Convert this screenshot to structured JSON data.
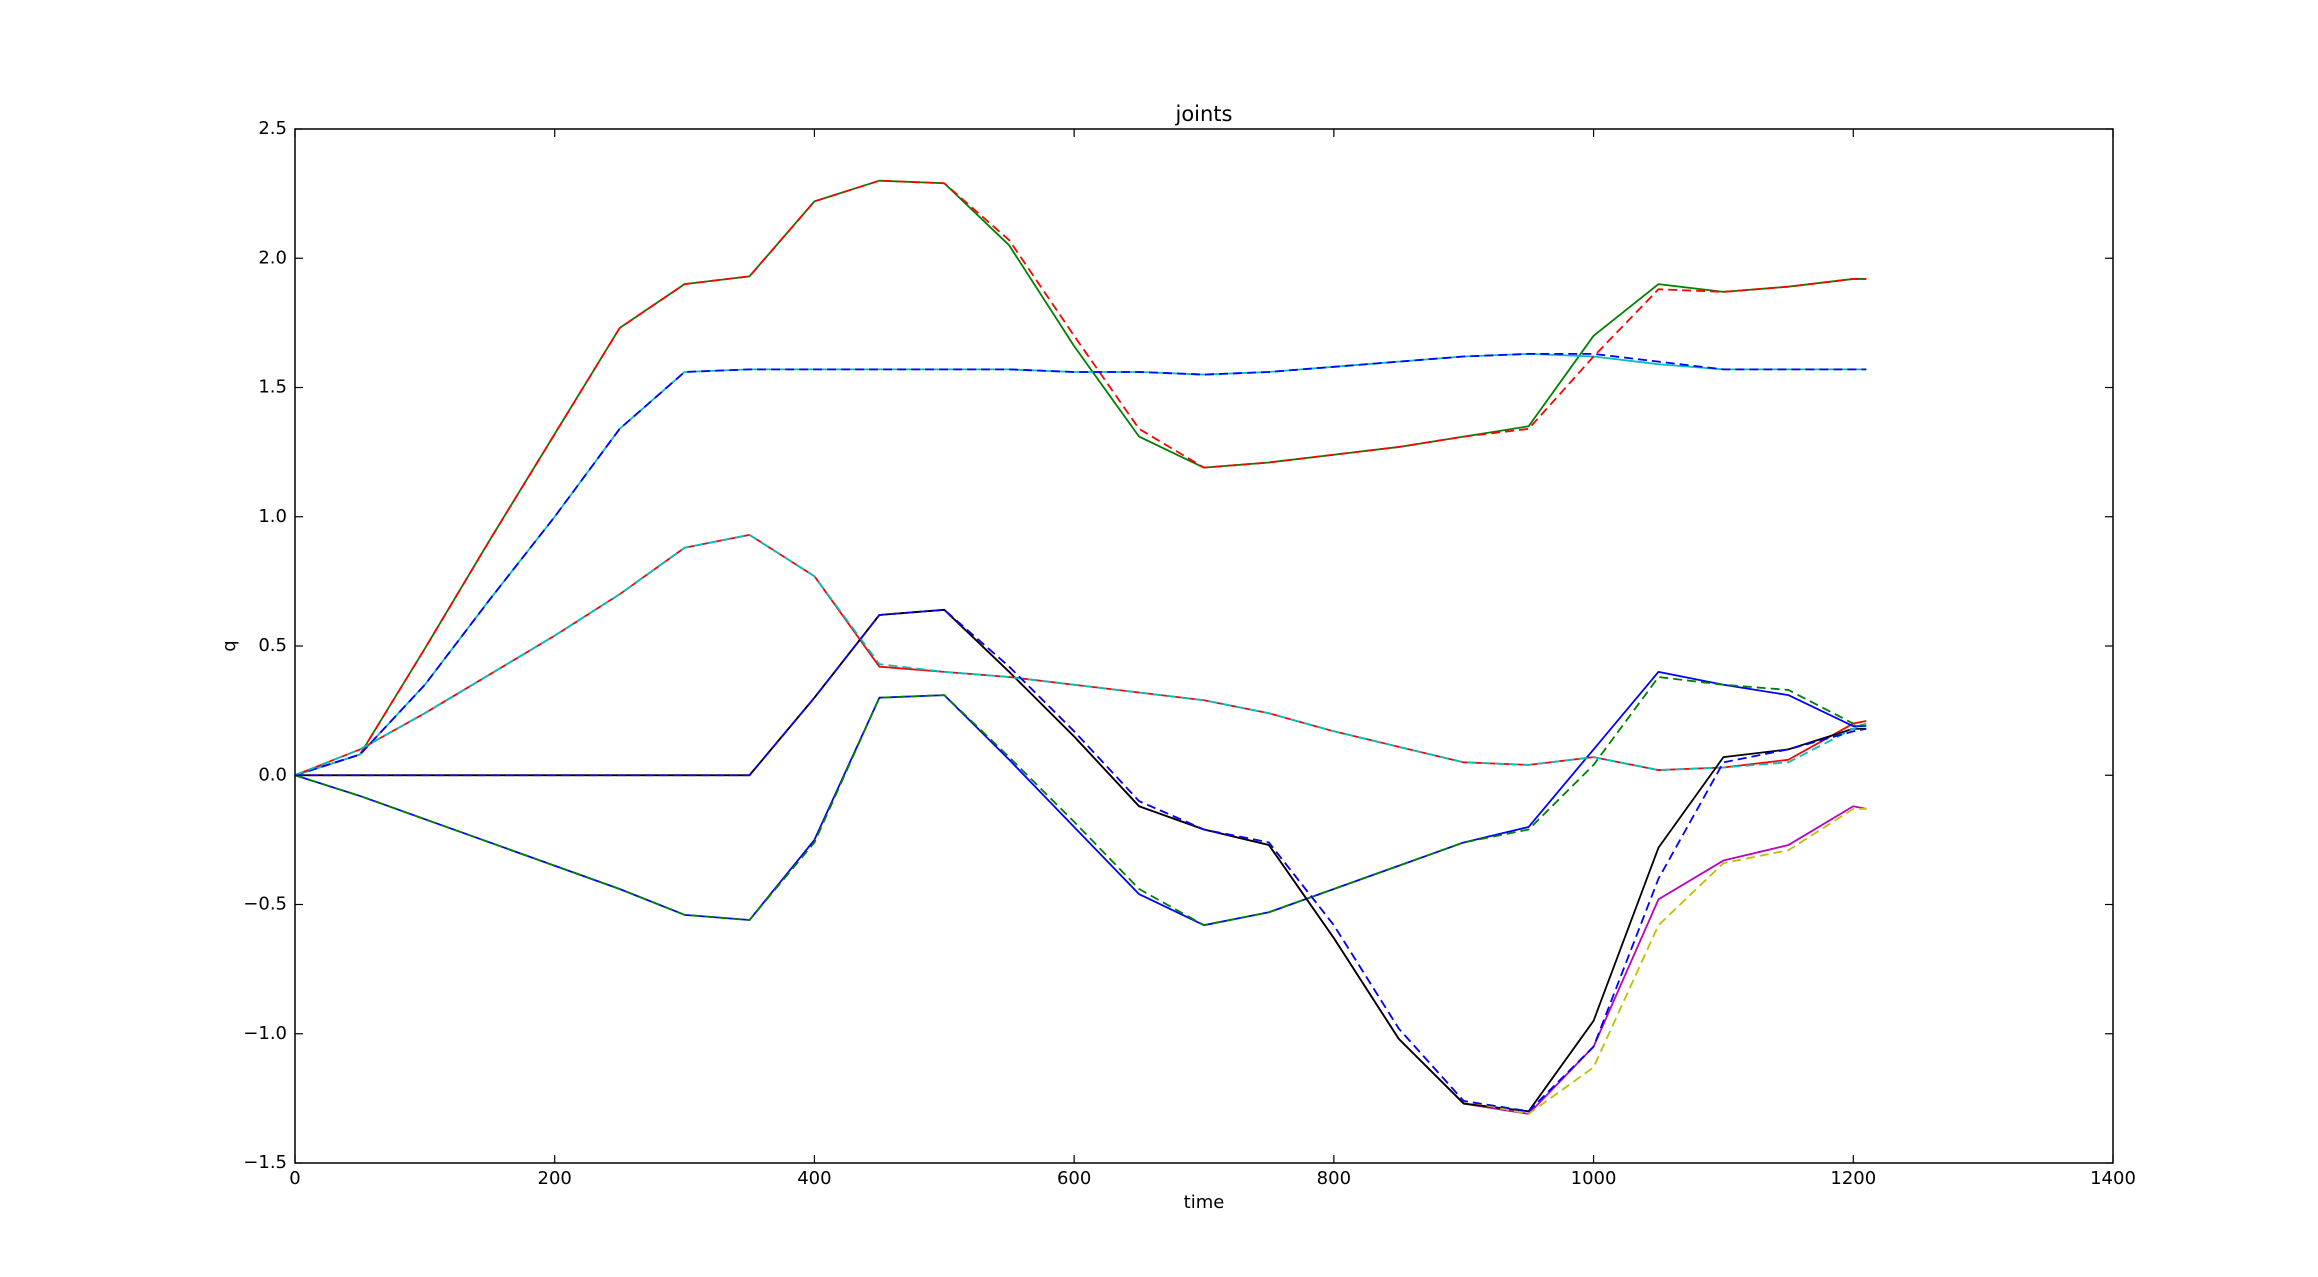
{
  "chart_data": {
    "type": "line",
    "title": "joints",
    "x_label": "time",
    "y_label": "q",
    "xlim": [
      0,
      1400
    ],
    "xticks": [
      0,
      200,
      400,
      600,
      800,
      1000,
      1200,
      1400
    ],
    "ylim": [
      -1.5,
      2.5
    ],
    "yticks": [
      {
        "value": -1.5,
        "label": "−1.5"
      },
      {
        "value": -1.0,
        "label": "−1.0"
      },
      {
        "value": -0.5,
        "label": "−0.5"
      },
      {
        "value": 0.0,
        "label": "0.0"
      },
      {
        "value": 0.5,
        "label": "0.5"
      },
      {
        "value": 1.0,
        "label": "1.0"
      },
      {
        "value": 1.5,
        "label": "1.5"
      },
      {
        "value": 2.0,
        "label": "2.0"
      },
      {
        "value": 2.5,
        "label": "2.5"
      }
    ],
    "grid": false,
    "x": [
      0,
      50,
      100,
      150,
      200,
      250,
      300,
      350,
      400,
      450,
      500,
      550,
      600,
      650,
      700,
      750,
      800,
      850,
      900,
      950,
      1000,
      1050,
      1100,
      1150,
      1200,
      1210
    ],
    "series": [
      {
        "color": "#008000",
        "style": "solid",
        "values": [
          0,
          0.08,
          0.49,
          0.91,
          1.32,
          1.73,
          1.9,
          1.93,
          2.22,
          2.3,
          2.29,
          2.05,
          1.66,
          1.31,
          1.19,
          1.21,
          1.24,
          1.27,
          1.31,
          1.35,
          1.7,
          1.9,
          1.87,
          1.89,
          1.92,
          1.92
        ]
      },
      {
        "color": "#00bfbf",
        "style": "solid",
        "values": [
          0,
          0.08,
          0.35,
          0.68,
          1.0,
          1.34,
          1.56,
          1.57,
          1.57,
          1.57,
          1.57,
          1.57,
          1.56,
          1.56,
          1.55,
          1.56,
          1.58,
          1.6,
          1.62,
          1.63,
          1.62,
          1.59,
          1.57,
          1.57,
          1.57,
          1.57
        ]
      },
      {
        "color": "#ff0000",
        "style": "solid",
        "values": [
          0,
          0.1,
          0.24,
          0.39,
          0.54,
          0.7,
          0.88,
          0.93,
          0.77,
          0.42,
          0.4,
          0.38,
          0.35,
          0.32,
          0.29,
          0.24,
          0.17,
          0.11,
          0.05,
          0.04,
          0.07,
          0.02,
          0.03,
          0.06,
          0.2,
          0.21
        ]
      },
      {
        "color": "#0000ff",
        "style": "solid",
        "values": [
          0,
          -0.08,
          -0.17,
          -0.26,
          -0.35,
          -0.44,
          -0.54,
          -0.56,
          -0.25,
          0.3,
          0.31,
          0.06,
          -0.2,
          -0.46,
          -0.58,
          -0.53,
          -0.44,
          -0.35,
          -0.26,
          -0.2,
          0.1,
          0.4,
          0.35,
          0.31,
          0.19,
          0.19
        ]
      },
      {
        "color": "#bf00bf",
        "style": "solid",
        "values": [
          0,
          0,
          0,
          0,
          0,
          0,
          0,
          0,
          0.3,
          0.62,
          0.64,
          0.4,
          0.15,
          -0.12,
          -0.21,
          -0.27,
          -0.63,
          -1.02,
          -1.27,
          -1.31,
          -1.05,
          -0.48,
          -0.33,
          -0.27,
          -0.12,
          -0.13
        ]
      },
      {
        "color": "#000000",
        "style": "solid",
        "values": [
          0,
          0,
          0,
          0,
          0,
          0,
          0,
          0,
          0.3,
          0.62,
          0.64,
          0.4,
          0.15,
          -0.12,
          -0.21,
          -0.27,
          -0.63,
          -1.02,
          -1.27,
          -1.3,
          -0.95,
          -0.28,
          0.07,
          0.1,
          0.18,
          0.18
        ]
      },
      {
        "color": "#ff0000",
        "style": "dashed",
        "values": [
          0,
          0.08,
          0.49,
          0.91,
          1.32,
          1.73,
          1.9,
          1.93,
          2.22,
          2.3,
          2.29,
          2.07,
          1.7,
          1.34,
          1.19,
          1.21,
          1.24,
          1.27,
          1.31,
          1.34,
          1.62,
          1.88,
          1.87,
          1.89,
          1.92,
          1.92
        ]
      },
      {
        "color": "#0000ff",
        "style": "dashed",
        "values": [
          0,
          0.08,
          0.35,
          0.68,
          1.0,
          1.34,
          1.56,
          1.57,
          1.57,
          1.57,
          1.57,
          1.57,
          1.56,
          1.56,
          1.55,
          1.56,
          1.58,
          1.6,
          1.62,
          1.63,
          1.63,
          1.6,
          1.57,
          1.57,
          1.57,
          1.57
        ]
      },
      {
        "color": "#00bfbf",
        "style": "dashed",
        "values": [
          0,
          0.1,
          0.24,
          0.39,
          0.54,
          0.7,
          0.88,
          0.93,
          0.77,
          0.43,
          0.4,
          0.38,
          0.35,
          0.32,
          0.29,
          0.24,
          0.17,
          0.11,
          0.05,
          0.04,
          0.07,
          0.02,
          0.03,
          0.05,
          0.18,
          0.2
        ]
      },
      {
        "color": "#008000",
        "style": "dashed",
        "values": [
          0,
          -0.08,
          -0.17,
          -0.26,
          -0.35,
          -0.44,
          -0.54,
          -0.56,
          -0.26,
          0.3,
          0.31,
          0.07,
          -0.18,
          -0.44,
          -0.58,
          -0.53,
          -0.44,
          -0.35,
          -0.26,
          -0.21,
          0.04,
          0.38,
          0.35,
          0.33,
          0.2,
          0.19
        ]
      },
      {
        "color": "#bfbf00",
        "style": "dashed",
        "values": [
          0,
          0,
          0,
          0,
          0,
          0,
          0,
          0,
          0.3,
          0.62,
          0.64,
          0.42,
          0.17,
          -0.1,
          -0.21,
          -0.26,
          -0.58,
          -0.98,
          -1.26,
          -1.31,
          -1.13,
          -0.58,
          -0.34,
          -0.29,
          -0.13,
          -0.13
        ]
      },
      {
        "color": "#0000ff",
        "style": "dashed",
        "values": [
          0,
          0,
          0,
          0,
          0,
          0,
          0,
          0,
          0.3,
          0.62,
          0.64,
          0.42,
          0.17,
          -0.1,
          -0.21,
          -0.26,
          -0.58,
          -0.98,
          -1.26,
          -1.3,
          -1.05,
          -0.4,
          0.05,
          0.1,
          0.17,
          0.18
        ]
      }
    ]
  }
}
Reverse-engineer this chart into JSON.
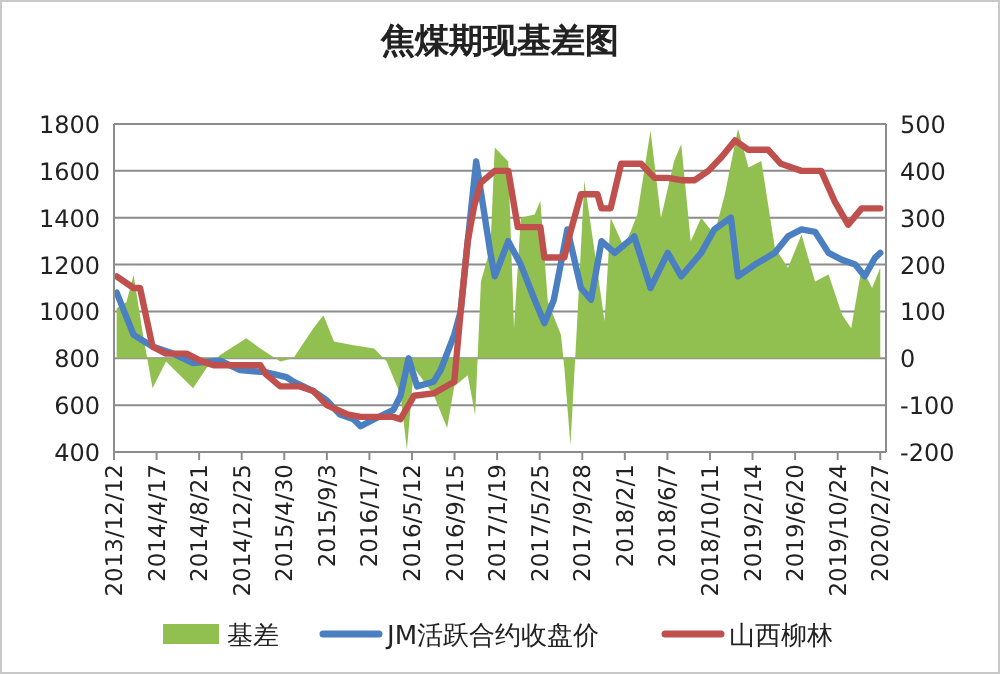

------------------------------------------------------------------------

◆ **DO THIS**:
Leave out the pictures and retype every line above exactly.

◆ **EXERCISE OUTPUT**:
Convert this screenshot to structured JSON data.
{
  "chart_data": {
    "type": "line",
    "title": "joints",
    "x_label": "time",
    "y_label": "q",
    "xlim": [
      0,
      1400
    ],
    "xticks": [
      0,
      200,
      400,
      600,
      800,
      1000,
      1200,
      1400
    ],
    "ylim": [
      -1.5,
      2.5
    ],
    "yticks": [
      {
        "value": -1.5,
        "label": "−1.5"
      },
      {
        "value": -1.0,
        "label": "−1.0"
      },
      {
        "value": -0.5,
        "label": "−0.5"
      },
      {
        "value": 0.0,
        "label": "0.0"
      },
      {
        "value": 0.5,
        "label": "0.5"
      },
      {
        "value": 1.0,
        "label": "1.0"
      },
      {
        "value": 1.5,
        "label": "1.5"
      },
      {
        "value": 2.0,
        "label": "2.0"
      },
      {
        "value": 2.5,
        "label": "2.5"
      }
    ],
    "grid": false,
    "x": [
      0,
      50,
      100,
      150,
      200,
      250,
      300,
      350,
      400,
      450,
      500,
      550,
      600,
      650,
      700,
      750,
      800,
      850,
      900,
      950,
      1000,
      1050,
      1100,
      1150,
      1200,
      1210
    ],
    "series": [
      {
        "color": "#008000",
        "style": "solid",
        "values": [
          0,
          0.08,
          0.49,
          0.91,
          1.32,
          1.73,
          1.9,
          1.93,
          2.22,
          2.3,
          2.29,
          2.05,
          1.66,
          1.31,
          1.19,
          1.21,
          1.24,
          1.27,
          1.31,
          1.35,
          1.7,
          1.9,
          1.87,
          1.89,
          1.92,
          1.92
        ]
      },
      {
        "color": "#00bfbf",
        "style": "solid",
        "values": [
          0,
          0.08,
          0.35,
          0.68,
          1.0,
          1.34,
          1.56,
          1.57,
          1.57,
          1.57,
          1.57,
          1.57,
          1.56,
          1.56,
          1.55,
          1.56,
          1.58,
          1.6,
          1.62,
          1.63,
          1.62,
          1.59,
          1.57,
          1.57,
          1.57,
          1.57
        ]
      },
      {
        "color": "#ff0000",
        "style": "solid",
        "values": [
          0,
          0.1,
          0.24,
          0.39,
          0.54,
          0.7,
          0.88,
          0.93,
          0.77,
          0.42,
          0.4,
          0.38,
          0.35,
          0.32,
          0.29,
          0.24,
          0.17,
          0.11,
          0.05,
          0.04,
          0.07,
          0.02,
          0.03,
          0.06,
          0.2,
          0.21
        ]
      },
      {
        "color": "#0000ff",
        "style": "solid",
        "values": [
          0,
          -0.08,
          -0.17,
          -0.26,
          -0.35,
          -0.44,
          -0.54,
          -0.56,
          -0.25,
          0.3,
          0.31,
          0.06,
          -0.2,
          -0.46,
          -0.58,
          -0.53,
          -0.44,
          -0.35,
          -0.26,
          -0.2,
          0.1,
          0.4,
          0.35,
          0.31,
          0.19,
          0.19
        ]
      },
      {
        "color": "#bf00bf",
        "style": "solid",
        "values": [
          0,
          0,
          0,
          0,
          0,
          0,
          0,
          0,
          0.3,
          0.62,
          0.64,
          0.4,
          0.15,
          -0.12,
          -0.21,
          -0.27,
          -0.63,
          -1.02,
          -1.27,
          -1.31,
          -1.05,
          -0.48,
          -0.33,
          -0.27,
          -0.12,
          -0.13
        ]
      },
      {
        "color": "#000000",
        "style": "solid",
        "values": [
          0,
          0,
          0,
          0,
          0,
          0,
          0,
          0,
          0.3,
          0.62,
          0.64,
          0.4,
          0.15,
          -0.12,
          -0.21,
          -0.27,
          -0.63,
          -1.02,
          -1.27,
          -1.3,
          -0.95,
          -0.28,
          0.07,
          0.1,
          0.18,
          0.18
        ]
      },
      {
        "color": "#ff0000",
        "style": "dashed",
        "values": [
          0,
          0.08,
          0.49,
          0.91,
          1.32,
          1.73,
          1.9,
          1.93,
          2.22,
          2.3,
          2.29,
          2.07,
          1.7,
          1.34,
          1.19,
          1.21,
          1.24,
          1.27,
          1.31,
          1.34,
          1.62,
          1.88,
          1.87,
          1.89,
          1.92,
          1.92
        ]
      },
      {
        "color": "#0000ff",
        "style": "dashed",
        "values": [
          0,
          0.08,
          0.35,
          0.68,
          1.0,
          1.34,
          1.56,
          1.57,
          1.57,
          1.57,
          1.57,
          1.57,
          1.56,
          1.56,
          1.55,
          1.56,
          1.58,
          1.6,
          1.62,
          1.63,
          1.63,
          1.6,
          1.57,
          1.57,
          1.57,
          1.57
        ]
      },
      {
        "color": "#00bfbf",
        "style": "dashed",
        "values": [
          0,
          0.1,
          0.24,
          0.39,
          0.54,
          0.7,
          0.88,
          0.93,
          0.77,
          0.43,
          0.4,
          0.38,
          0.35,
          0.32,
          0.29,
          0.24,
          0.17,
          0.11,
          0.05,
          0.04,
          0.07,
          0.02,
          0.03,
          0.05,
          0.18,
          0.2
        ]
      },
      {
        "color": "#008000",
        "style": "dashed",
        "values": [
          0,
          -0.08,
          -0.17,
          -0.26,
          -0.35,
          -0.44,
          -0.54,
          -0.56,
          -0.26,
          0.3,
          0.31,
          0.07,
          -0.18,
          -0.44,
          -0.58,
          -0.53,
          -0.44,
          -0.35,
          -0.26,
          -0.21,
          0.04,
          0.38,
          0.35,
          0.33,
          0.2,
          0.19
        ]
      },
      {
        "color": "#bfbf00",
        "style": "dashed",
        "values": [
          0,
          0,
          0,
          0,
          0,
          0,
          0,
          0,
          0.3,
          0.62,
          0.64,
          0.42,
          0.17,
          -0.1,
          -0.21,
          -0.26,
          -0.58,
          -0.98,
          -1.26,
          -1.31,
          -1.13,
          -0.58,
          -0.34,
          -0.29,
          -0.13,
          -0.13
        ]
      },
      {
        "color": "#0000ff",
        "style": "dashed",
        "values": [
          0,
          0,
          0,
          0,
          0,
          0,
          0,
          0,
          0.3,
          0.62,
          0.64,
          0.42,
          0.17,
          -0.1,
          -0.21,
          -0.26,
          -0.58,
          -0.98,
          -1.26,
          -1.3,
          -1.05,
          -0.4,
          0.05,
          0.1,
          0.17,
          0.18
        ]
      }
    ]
  }
}
Reverse-engineer this chart into JSON.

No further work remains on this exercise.